-- start of Listed entries --

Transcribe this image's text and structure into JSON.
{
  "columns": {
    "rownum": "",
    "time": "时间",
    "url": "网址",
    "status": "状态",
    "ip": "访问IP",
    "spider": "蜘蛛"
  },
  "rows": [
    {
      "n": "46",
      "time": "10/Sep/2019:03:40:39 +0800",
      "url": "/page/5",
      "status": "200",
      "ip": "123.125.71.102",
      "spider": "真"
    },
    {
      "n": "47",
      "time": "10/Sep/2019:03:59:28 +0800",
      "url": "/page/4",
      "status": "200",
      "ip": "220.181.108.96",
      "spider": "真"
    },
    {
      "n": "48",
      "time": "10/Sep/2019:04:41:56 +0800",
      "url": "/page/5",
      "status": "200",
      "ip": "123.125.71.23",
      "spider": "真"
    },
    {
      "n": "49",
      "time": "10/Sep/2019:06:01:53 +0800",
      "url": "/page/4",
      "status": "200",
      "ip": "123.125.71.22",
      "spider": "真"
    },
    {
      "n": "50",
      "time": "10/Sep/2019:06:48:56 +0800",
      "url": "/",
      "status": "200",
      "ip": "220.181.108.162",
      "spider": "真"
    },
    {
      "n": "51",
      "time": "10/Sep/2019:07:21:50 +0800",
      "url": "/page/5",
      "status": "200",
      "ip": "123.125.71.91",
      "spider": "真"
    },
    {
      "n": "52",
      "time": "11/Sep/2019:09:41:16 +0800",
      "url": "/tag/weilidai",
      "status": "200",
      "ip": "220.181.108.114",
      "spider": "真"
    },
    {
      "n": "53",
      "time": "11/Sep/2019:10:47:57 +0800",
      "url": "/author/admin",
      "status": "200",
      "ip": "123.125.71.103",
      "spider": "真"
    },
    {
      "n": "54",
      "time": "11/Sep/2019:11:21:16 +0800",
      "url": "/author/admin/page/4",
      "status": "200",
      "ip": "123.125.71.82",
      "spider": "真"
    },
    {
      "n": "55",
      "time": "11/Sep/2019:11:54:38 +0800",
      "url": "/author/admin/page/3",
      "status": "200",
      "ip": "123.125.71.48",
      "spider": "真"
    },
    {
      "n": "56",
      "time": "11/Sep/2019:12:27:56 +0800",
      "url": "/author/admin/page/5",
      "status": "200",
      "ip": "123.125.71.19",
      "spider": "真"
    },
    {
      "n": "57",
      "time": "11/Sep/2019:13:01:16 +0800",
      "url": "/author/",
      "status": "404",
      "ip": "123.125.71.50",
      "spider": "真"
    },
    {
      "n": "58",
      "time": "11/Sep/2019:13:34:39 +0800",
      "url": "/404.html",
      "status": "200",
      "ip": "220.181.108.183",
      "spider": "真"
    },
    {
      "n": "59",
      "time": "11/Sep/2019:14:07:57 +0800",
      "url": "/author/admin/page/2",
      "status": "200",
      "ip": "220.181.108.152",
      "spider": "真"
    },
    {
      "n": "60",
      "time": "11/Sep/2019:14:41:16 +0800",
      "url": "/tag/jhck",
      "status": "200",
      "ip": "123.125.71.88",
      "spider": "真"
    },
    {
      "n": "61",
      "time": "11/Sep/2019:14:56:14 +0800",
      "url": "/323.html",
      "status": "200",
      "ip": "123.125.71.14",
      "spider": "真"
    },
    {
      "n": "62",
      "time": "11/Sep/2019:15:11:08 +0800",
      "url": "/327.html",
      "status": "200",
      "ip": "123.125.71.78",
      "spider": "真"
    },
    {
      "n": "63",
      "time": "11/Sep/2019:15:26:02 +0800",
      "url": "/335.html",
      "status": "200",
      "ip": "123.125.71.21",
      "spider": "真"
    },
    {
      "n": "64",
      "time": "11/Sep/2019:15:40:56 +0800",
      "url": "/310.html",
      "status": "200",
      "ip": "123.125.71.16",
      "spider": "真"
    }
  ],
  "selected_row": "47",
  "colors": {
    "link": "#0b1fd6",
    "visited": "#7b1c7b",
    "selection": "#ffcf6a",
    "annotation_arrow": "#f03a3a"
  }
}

-- end of Listed entries --

Written exercise: Repeat every record, exactly as written.

Answer to the problem:
Transcribe this image's text and structure into JSON.
{
  "columns": {
    "rownum": "",
    "time": "时间",
    "url": "网址",
    "status": "状态",
    "ip": "访问IP",
    "spider": "蜘蛛"
  },
  "rows": [
    {
      "n": "46",
      "time": "10/Sep/2019:03:40:39 +0800",
      "url": "/page/5",
      "status": "200",
      "ip": "123.125.71.102",
      "spider": "真"
    },
    {
      "n": "47",
      "time": "10/Sep/2019:03:59:28 +0800",
      "url": "/page/4",
      "status": "200",
      "ip": "220.181.108.96",
      "spider": "真"
    },
    {
      "n": "48",
      "time": "10/Sep/2019:04:41:56 +0800",
      "url": "/page/5",
      "status": "200",
      "ip": "123.125.71.23",
      "spider": "真"
    },
    {
      "n": "49",
      "time": "10/Sep/2019:06:01:53 +0800",
      "url": "/page/4",
      "status": "200",
      "ip": "123.125.71.22",
      "spider": "真"
    },
    {
      "n": "50",
      "time": "10/Sep/2019:06:48:56 +0800",
      "url": "/",
      "status": "200",
      "ip": "220.181.108.162",
      "spider": "真"
    },
    {
      "n": "51",
      "time": "10/Sep/2019:07:21:50 +0800",
      "url": "/page/5",
      "status": "200",
      "ip": "123.125.71.91",
      "spider": "真"
    },
    {
      "n": "52",
      "time": "11/Sep/2019:09:41:16 +0800",
      "url": "/tag/weilidai",
      "status": "200",
      "ip": "220.181.108.114",
      "spider": "真"
    },
    {
      "n": "53",
      "time": "11/Sep/2019:10:47:57 +0800",
      "url": "/author/admin",
      "status": "200",
      "ip": "123.125.71.103",
      "spider": "真"
    },
    {
      "n": "54",
      "time": "11/Sep/2019:11:21:16 +0800",
      "url": "/author/admin/page/4",
      "status": "200",
      "ip": "123.125.71.82",
      "spider": "真"
    },
    {
      "n": "55",
      "time": "11/Sep/2019:11:54:38 +0800",
      "url": "/author/admin/page/3",
      "status": "200",
      "ip": "123.125.71.48",
      "spider": "真"
    },
    {
      "n": "56",
      "time": "11/Sep/2019:12:27:56 +0800",
      "url": "/author/admin/page/5",
      "status": "200",
      "ip": "123.125.71.19",
      "spider": "真"
    },
    {
      "n": "57",
      "time": "11/Sep/2019:13:01:16 +0800",
      "url": "/author/",
      "status": "404",
      "ip": "123.125.71.50",
      "spider": "真"
    },
    {
      "n": "58",
      "time": "11/Sep/2019:13:34:39 +0800",
      "url": "/404.html",
      "status": "200",
      "ip": "220.181.108.183",
      "spider": "真"
    },
    {
      "n": "59",
      "time": "11/Sep/2019:14:07:57 +0800",
      "url": "/author/admin/page/2",
      "status": "200",
      "ip": "220.181.108.152",
      "spider": "真"
    },
    {
      "n": "60",
      "time": "11/Sep/2019:14:41:16 +0800",
      "url": "/tag/jhck",
      "status": "200",
      "ip": "123.125.71.88",
      "spider": "真"
    },
    {
      "n": "61",
      "time": "11/Sep/2019:14:56:14 +0800",
      "url": "/323.html",
      "status": "200",
      "ip": "123.125.71.14",
      "spider": "真"
    },
    {
      "n": "62",
      "time": "11/Sep/2019:15:11:08 +0800",
      "url": "/327.html",
      "status": "200",
      "ip": "123.125.71.78",
      "spider": "真"
    },
    {
      "n": "63",
      "time": "11/Sep/2019:15:26:02 +0800",
      "url": "/335.html",
      "status": "200",
      "ip": "123.125.71.21",
      "spider": "真"
    },
    {
      "n": "64",
      "time": "11/Sep/2019:15:40:56 +0800",
      "url": "/310.html",
      "status": "200",
      "ip": "123.125.71.16",
      "spider": "真"
    }
  ],
  "selected_row": "47",
  "colors": {
    "link": "#0b1fd6",
    "visited": "#7b1c7b",
    "selection": "#ffcf6a",
    "annotation_arrow": "#f03a3a"
  }
}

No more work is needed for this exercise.